YOUR TASK —
Determine how many lines of this material contain "items". Give only the number.

Excerpt from a dataset
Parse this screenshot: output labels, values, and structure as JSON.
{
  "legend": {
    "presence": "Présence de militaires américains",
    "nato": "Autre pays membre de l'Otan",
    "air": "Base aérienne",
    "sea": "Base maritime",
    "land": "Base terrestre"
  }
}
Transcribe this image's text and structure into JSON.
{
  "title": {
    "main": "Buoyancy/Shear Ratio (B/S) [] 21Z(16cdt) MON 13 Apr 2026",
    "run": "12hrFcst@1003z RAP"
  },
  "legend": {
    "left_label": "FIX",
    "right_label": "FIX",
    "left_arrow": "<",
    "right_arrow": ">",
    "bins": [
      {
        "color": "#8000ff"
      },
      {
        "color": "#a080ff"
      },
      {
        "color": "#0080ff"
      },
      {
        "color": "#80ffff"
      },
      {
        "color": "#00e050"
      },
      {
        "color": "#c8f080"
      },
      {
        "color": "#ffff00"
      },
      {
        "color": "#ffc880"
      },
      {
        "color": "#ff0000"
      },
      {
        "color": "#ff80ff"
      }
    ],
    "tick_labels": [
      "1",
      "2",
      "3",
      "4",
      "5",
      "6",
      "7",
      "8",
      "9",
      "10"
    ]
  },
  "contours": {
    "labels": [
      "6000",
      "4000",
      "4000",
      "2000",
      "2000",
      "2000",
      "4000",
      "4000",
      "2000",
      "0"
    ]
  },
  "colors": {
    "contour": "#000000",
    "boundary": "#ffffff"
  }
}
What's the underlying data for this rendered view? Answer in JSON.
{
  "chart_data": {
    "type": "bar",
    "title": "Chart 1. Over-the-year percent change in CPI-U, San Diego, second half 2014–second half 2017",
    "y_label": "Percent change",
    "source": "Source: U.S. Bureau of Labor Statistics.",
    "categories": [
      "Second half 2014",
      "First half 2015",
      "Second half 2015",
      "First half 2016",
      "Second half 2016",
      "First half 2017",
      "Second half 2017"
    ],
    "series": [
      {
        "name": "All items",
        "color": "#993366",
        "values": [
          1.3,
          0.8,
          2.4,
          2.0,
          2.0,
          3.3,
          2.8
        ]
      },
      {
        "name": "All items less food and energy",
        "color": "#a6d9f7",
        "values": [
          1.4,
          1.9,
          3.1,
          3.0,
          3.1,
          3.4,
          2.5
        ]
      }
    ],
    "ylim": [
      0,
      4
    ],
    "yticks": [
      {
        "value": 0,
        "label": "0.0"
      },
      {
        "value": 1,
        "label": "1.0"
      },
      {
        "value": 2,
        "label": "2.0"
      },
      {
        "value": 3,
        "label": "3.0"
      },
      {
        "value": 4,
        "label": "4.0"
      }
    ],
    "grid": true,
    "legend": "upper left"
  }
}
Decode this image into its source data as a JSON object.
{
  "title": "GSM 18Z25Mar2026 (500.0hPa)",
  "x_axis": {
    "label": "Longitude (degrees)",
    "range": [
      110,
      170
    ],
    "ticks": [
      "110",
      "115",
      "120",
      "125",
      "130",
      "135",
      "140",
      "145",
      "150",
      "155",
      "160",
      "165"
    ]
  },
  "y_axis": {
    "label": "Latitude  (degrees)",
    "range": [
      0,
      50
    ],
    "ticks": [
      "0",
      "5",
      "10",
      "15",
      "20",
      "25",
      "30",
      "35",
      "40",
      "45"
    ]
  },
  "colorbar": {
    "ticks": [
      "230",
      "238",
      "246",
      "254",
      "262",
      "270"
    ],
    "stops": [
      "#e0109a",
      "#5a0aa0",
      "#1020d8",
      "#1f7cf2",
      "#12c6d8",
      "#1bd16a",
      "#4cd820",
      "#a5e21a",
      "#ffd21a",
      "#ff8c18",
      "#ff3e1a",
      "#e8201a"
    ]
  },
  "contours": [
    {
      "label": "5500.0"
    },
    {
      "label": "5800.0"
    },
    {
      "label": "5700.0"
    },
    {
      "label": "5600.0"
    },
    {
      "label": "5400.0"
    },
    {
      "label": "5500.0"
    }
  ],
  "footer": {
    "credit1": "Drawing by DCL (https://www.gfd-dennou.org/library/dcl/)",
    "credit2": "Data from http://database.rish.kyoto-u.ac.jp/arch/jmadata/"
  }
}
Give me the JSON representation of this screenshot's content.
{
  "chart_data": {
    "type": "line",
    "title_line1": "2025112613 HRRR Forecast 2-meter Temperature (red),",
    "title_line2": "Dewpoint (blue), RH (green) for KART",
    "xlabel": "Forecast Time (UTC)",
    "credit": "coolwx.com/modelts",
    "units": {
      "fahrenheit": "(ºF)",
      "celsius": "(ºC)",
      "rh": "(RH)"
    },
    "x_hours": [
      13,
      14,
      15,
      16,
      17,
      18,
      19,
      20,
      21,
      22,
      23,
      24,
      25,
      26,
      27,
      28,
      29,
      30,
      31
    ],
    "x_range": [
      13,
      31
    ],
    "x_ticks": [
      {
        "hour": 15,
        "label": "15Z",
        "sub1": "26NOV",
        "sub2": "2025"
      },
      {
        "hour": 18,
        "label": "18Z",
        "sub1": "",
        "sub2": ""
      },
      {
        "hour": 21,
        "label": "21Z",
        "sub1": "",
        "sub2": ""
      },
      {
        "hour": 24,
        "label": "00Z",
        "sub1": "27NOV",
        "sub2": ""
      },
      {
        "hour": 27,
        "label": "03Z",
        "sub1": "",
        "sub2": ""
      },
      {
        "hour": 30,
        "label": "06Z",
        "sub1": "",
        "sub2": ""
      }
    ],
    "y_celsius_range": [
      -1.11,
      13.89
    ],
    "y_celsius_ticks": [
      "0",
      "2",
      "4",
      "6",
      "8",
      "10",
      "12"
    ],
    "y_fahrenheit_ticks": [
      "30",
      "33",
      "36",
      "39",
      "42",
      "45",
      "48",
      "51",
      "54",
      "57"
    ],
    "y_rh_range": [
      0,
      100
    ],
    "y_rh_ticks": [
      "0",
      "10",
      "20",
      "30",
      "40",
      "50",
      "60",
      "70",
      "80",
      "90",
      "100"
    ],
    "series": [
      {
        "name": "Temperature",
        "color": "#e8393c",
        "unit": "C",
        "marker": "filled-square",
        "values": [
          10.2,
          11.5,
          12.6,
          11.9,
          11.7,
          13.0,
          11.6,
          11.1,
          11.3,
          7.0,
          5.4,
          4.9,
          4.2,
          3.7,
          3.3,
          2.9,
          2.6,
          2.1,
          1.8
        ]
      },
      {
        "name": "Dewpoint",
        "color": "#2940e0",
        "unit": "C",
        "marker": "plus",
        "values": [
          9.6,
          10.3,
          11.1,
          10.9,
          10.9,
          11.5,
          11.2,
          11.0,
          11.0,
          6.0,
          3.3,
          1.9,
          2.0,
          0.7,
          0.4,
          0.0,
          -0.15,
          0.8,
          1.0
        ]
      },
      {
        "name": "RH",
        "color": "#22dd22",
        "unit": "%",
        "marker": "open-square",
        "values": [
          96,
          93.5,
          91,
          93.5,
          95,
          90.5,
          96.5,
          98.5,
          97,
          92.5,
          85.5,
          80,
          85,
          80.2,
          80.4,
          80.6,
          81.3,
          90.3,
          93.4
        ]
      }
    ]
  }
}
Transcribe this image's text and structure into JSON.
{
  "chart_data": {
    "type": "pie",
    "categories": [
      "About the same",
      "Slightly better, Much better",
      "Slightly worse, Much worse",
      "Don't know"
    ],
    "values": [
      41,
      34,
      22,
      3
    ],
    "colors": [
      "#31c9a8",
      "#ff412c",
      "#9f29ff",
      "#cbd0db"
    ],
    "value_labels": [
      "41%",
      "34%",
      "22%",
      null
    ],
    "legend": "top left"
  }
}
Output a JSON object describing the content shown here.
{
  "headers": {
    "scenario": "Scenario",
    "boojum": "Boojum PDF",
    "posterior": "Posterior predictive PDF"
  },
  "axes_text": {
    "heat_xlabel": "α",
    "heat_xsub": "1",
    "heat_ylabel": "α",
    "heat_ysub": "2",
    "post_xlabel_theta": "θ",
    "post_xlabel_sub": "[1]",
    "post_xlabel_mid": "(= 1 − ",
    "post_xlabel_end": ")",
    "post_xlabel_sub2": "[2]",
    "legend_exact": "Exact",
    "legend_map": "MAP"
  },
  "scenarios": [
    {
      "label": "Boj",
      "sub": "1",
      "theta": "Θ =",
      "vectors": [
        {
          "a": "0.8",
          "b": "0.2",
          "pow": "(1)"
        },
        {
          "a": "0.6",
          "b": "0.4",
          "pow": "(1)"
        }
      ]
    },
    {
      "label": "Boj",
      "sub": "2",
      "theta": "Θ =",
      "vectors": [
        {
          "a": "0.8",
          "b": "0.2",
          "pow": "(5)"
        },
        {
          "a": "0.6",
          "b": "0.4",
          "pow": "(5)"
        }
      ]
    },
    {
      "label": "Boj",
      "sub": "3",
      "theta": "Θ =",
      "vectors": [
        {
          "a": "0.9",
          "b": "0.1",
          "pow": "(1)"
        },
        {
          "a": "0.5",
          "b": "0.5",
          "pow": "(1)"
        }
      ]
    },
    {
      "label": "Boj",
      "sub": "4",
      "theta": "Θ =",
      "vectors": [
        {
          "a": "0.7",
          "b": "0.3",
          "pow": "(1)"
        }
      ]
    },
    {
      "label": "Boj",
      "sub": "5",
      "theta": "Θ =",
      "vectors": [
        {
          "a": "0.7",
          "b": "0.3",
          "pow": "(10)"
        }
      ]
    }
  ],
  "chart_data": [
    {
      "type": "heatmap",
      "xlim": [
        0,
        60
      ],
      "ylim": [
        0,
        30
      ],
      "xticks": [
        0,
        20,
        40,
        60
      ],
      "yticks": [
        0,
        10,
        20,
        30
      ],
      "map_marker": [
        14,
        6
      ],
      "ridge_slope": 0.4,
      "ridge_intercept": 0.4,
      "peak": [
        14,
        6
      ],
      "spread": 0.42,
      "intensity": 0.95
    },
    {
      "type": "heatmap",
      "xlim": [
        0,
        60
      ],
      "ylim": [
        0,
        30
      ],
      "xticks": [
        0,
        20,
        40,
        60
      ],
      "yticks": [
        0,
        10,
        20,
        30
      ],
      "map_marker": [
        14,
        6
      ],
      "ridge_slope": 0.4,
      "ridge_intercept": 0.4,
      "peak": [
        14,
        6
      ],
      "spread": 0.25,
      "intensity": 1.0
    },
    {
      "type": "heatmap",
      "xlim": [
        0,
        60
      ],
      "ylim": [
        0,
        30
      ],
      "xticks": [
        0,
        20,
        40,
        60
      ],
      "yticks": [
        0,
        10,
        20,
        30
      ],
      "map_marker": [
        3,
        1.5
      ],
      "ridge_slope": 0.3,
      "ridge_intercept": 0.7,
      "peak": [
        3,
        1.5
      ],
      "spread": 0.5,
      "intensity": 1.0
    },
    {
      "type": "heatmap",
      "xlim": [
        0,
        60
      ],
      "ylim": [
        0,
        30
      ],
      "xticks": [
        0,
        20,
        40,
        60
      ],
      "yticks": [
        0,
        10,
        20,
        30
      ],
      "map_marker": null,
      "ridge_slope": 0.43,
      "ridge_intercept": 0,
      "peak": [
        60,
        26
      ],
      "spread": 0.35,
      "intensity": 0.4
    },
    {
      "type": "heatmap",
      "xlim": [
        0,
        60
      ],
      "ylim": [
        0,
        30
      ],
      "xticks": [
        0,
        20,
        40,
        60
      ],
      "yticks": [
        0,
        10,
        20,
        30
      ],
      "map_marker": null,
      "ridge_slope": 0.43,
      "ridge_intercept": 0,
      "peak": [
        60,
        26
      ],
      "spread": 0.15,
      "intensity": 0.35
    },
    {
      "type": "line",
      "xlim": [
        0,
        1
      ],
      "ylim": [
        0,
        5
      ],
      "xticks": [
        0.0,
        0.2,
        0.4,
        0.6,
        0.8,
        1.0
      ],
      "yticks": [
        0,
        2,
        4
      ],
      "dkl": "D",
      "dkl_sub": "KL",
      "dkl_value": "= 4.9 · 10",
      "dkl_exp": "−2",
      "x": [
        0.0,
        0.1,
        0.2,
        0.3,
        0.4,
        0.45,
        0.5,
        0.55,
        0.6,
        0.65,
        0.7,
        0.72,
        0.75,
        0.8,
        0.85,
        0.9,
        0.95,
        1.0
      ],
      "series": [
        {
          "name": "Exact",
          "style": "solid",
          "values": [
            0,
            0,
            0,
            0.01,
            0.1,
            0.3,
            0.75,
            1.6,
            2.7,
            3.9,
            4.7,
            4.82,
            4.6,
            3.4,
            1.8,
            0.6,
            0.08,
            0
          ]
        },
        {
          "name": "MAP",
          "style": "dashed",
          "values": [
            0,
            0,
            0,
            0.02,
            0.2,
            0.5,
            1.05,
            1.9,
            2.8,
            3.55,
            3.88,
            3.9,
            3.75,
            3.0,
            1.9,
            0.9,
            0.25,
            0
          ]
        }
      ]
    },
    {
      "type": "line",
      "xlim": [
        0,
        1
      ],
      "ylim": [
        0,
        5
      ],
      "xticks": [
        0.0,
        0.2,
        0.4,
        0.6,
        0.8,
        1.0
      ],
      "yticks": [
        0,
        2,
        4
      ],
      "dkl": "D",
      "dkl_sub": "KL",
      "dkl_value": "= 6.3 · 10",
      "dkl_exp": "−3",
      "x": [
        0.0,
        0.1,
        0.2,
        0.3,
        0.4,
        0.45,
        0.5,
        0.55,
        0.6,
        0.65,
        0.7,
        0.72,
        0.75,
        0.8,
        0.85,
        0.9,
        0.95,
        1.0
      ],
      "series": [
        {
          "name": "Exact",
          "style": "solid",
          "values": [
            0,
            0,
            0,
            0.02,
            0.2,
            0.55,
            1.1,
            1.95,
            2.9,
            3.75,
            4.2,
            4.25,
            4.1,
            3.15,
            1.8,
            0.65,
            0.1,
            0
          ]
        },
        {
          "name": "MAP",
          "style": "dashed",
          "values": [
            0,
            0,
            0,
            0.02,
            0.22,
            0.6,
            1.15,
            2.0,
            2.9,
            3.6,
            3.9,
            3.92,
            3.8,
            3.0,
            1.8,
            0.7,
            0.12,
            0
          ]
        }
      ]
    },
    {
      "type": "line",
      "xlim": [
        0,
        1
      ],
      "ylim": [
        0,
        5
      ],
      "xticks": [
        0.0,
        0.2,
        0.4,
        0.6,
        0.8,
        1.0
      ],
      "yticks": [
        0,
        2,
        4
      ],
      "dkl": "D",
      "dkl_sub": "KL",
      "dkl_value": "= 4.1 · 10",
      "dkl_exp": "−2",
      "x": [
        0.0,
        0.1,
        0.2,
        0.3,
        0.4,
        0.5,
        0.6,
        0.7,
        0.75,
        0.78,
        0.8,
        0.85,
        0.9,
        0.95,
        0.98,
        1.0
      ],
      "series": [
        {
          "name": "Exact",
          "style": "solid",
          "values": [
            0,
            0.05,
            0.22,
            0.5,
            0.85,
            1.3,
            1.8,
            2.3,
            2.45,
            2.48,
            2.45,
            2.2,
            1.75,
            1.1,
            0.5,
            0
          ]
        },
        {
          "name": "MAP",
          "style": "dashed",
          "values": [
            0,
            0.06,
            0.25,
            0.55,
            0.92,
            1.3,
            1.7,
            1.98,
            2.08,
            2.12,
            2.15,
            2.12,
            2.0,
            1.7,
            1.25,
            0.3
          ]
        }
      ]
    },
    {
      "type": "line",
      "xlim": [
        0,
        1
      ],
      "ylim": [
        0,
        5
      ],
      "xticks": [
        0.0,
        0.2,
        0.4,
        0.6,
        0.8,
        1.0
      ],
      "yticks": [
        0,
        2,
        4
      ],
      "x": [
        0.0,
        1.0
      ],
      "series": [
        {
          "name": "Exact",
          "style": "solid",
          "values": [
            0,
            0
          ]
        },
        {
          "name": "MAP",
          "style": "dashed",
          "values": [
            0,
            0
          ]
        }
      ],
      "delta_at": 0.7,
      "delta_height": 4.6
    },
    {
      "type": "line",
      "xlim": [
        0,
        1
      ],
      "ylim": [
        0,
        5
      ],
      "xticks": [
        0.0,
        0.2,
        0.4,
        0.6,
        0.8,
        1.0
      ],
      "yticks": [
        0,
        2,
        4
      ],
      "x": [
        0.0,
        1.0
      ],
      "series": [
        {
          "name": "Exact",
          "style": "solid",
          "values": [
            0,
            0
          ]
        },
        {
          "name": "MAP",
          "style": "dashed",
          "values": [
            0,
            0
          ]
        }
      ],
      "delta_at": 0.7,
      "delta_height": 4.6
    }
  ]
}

THE ANSWER —
2